[Part of a data file]
----------------------------------------
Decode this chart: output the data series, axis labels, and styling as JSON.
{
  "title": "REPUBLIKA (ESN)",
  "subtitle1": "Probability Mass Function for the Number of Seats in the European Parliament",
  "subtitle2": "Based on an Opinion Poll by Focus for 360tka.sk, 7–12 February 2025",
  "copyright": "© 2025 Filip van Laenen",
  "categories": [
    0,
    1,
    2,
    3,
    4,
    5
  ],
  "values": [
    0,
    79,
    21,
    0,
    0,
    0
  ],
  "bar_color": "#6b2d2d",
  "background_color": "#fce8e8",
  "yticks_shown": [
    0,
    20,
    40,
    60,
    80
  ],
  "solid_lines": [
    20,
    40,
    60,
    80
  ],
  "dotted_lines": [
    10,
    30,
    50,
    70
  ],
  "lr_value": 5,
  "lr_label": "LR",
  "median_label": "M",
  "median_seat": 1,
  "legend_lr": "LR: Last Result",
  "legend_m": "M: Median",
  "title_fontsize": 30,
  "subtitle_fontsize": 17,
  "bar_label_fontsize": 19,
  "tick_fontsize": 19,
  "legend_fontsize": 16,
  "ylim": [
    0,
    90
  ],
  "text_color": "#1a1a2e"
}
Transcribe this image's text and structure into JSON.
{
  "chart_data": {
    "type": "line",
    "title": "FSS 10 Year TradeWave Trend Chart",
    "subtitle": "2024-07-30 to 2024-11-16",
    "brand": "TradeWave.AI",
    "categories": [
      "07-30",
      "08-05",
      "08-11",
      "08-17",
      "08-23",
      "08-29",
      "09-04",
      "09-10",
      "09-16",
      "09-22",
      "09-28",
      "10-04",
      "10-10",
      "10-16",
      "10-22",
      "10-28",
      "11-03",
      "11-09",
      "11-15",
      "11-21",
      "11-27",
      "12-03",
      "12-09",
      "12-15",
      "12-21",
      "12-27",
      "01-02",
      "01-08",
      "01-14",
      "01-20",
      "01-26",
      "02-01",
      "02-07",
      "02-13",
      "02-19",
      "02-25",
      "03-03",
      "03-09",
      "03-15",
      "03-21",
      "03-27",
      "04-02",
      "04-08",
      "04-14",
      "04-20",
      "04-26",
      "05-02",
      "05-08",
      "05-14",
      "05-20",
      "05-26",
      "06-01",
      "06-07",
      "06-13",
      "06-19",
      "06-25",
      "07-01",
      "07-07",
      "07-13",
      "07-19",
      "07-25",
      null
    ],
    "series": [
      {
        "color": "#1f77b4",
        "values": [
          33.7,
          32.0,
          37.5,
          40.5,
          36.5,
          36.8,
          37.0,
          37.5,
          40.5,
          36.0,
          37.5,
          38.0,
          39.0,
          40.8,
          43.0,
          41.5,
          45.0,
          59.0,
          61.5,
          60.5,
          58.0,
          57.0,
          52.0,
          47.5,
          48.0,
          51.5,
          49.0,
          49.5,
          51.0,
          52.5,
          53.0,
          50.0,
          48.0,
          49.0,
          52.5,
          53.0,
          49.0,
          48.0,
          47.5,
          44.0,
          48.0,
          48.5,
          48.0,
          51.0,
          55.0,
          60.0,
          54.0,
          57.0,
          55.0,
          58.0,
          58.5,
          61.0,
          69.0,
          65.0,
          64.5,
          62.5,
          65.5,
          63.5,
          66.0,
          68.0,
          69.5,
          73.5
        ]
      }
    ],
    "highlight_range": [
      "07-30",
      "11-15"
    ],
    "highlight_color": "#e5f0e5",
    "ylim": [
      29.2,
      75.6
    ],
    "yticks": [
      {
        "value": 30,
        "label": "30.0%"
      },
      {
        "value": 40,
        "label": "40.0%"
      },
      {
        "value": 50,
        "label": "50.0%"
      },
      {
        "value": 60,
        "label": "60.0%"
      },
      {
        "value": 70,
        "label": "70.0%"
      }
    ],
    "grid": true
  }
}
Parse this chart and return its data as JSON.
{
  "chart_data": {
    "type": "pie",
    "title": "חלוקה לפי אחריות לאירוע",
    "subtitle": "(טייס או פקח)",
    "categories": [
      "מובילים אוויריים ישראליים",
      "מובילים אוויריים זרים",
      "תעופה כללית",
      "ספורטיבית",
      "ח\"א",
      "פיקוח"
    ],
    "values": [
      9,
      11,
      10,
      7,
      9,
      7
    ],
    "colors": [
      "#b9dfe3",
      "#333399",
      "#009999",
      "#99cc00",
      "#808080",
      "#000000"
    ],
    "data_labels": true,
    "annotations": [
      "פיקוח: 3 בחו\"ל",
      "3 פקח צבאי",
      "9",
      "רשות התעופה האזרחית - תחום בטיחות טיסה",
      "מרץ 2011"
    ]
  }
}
----------------------------------------
### TASK TO COMPLETE
Make an exact copy of every line in the data.

### RESPONSE TO THE TASK
Decode this chart: output the data series, axis labels, and styling as JSON.
{
  "title": "REPUBLIKA (ESN)",
  "subtitle1": "Probability Mass Function for the Number of Seats in the European Parliament",
  "subtitle2": "Based on an Opinion Poll by Focus for 360tka.sk, 7–12 February 2025",
  "copyright": "© 2025 Filip van Laenen",
  "categories": [
    0,
    1,
    2,
    3,
    4,
    5
  ],
  "values": [
    0,
    79,
    21,
    0,
    0,
    0
  ],
  "bar_color": "#6b2d2d",
  "background_color": "#fce8e8",
  "yticks_shown": [
    0,
    20,
    40,
    60,
    80
  ],
  "solid_lines": [
    20,
    40,
    60,
    80
  ],
  "dotted_lines": [
    10,
    30,
    50,
    70
  ],
  "lr_value": 5,
  "lr_label": "LR",
  "median_label": "M",
  "median_seat": 1,
  "legend_lr": "LR: Last Result",
  "legend_m": "M: Median",
  "title_fontsize": 30,
  "subtitle_fontsize": 17,
  "bar_label_fontsize": 19,
  "tick_fontsize": 19,
  "legend_fontsize": 16,
  "ylim": [
    0,
    90
  ],
  "text_color": "#1a1a2e"
}
Transcribe this image's text and structure into JSON.
{
  "chart_data": {
    "type": "line",
    "title": "FSS 10 Year TradeWave Trend Chart",
    "subtitle": "2024-07-30 to 2024-11-16",
    "brand": "TradeWave.AI",
    "categories": [
      "07-30",
      "08-05",
      "08-11",
      "08-17",
      "08-23",
      "08-29",
      "09-04",
      "09-10",
      "09-16",
      "09-22",
      "09-28",
      "10-04",
      "10-10",
      "10-16",
      "10-22",
      "10-28",
      "11-03",
      "11-09",
      "11-15",
      "11-21",
      "11-27",
      "12-03",
      "12-09",
      "12-15",
      "12-21",
      "12-27",
      "01-02",
      "01-08",
      "01-14",
      "01-20",
      "01-26",
      "02-01",
      "02-07",
      "02-13",
      "02-19",
      "02-25",
      "03-03",
      "03-09",
      "03-15",
      "03-21",
      "03-27",
      "04-02",
      "04-08",
      "04-14",
      "04-20",
      "04-26",
      "05-02",
      "05-08",
      "05-14",
      "05-20",
      "05-26",
      "06-01",
      "06-07",
      "06-13",
      "06-19",
      "06-25",
      "07-01",
      "07-07",
      "07-13",
      "07-19",
      "07-25",
      null
    ],
    "series": [
      {
        "color": "#1f77b4",
        "values": [
          33.7,
          32.0,
          37.5,
          40.5,
          36.5,
          36.8,
          37.0,
          37.5,
          40.5,
          36.0,
          37.5,
          38.0,
          39.0,
          40.8,
          43.0,
          41.5,
          45.0,
          59.0,
          61.5,
          60.5,
          58.0,
          57.0,
          52.0,
          47.5,
          48.0,
          51.5,
          49.0,
          49.5,
          51.0,
          52.5,
          53.0,
          50.0,
          48.0,
          49.0,
          52.5,
          53.0,
          49.0,
          48.0,
          47.5,
          44.0,
          48.0,
          48.5,
          48.0,
          51.0,
          55.0,
          60.0,
          54.0,
          57.0,
          55.0,
          58.0,
          58.5,
          61.0,
          69.0,
          65.0,
          64.5,
          62.5,
          65.5,
          63.5,
          66.0,
          68.0,
          69.5,
          73.5
        ]
      }
    ],
    "highlight_range": [
      "07-30",
      "11-15"
    ],
    "highlight_color": "#e5f0e5",
    "ylim": [
      29.2,
      75.6
    ],
    "yticks": [
      {
        "value": 30,
        "label": "30.0%"
      },
      {
        "value": 40,
        "label": "40.0%"
      },
      {
        "value": 50,
        "label": "50.0%"
      },
      {
        "value": 60,
        "label": "60.0%"
      },
      {
        "value": 70,
        "label": "70.0%"
      }
    ],
    "grid": true
  }
}
Parse this chart and return its data as JSON.
{
  "chart_data": {
    "type": "pie",
    "title": "חלוקה לפי אחריות לאירוע",
    "subtitle": "(טייס או פקח)",
    "categories": [
      "מובילים אוויריים ישראליים",
      "מובילים אוויריים זרים",
      "תעופה כללית",
      "ספורטיבית",
      "ח\"א",
      "פיקוח"
    ],
    "values": [
      9,
      11,
      10,
      7,
      9,
      7
    ],
    "colors": [
      "#b9dfe3",
      "#333399",
      "#009999",
      "#99cc00",
      "#808080",
      "#000000"
    ],
    "data_labels": true,
    "annotations": [
      "פיקוח: 3 בחו\"ל",
      "3 פקח צבאי",
      "9",
      "רשות התעופה האזרחית - תחום בטיחות טיסה",
      "מרץ 2011"
    ]
  }
}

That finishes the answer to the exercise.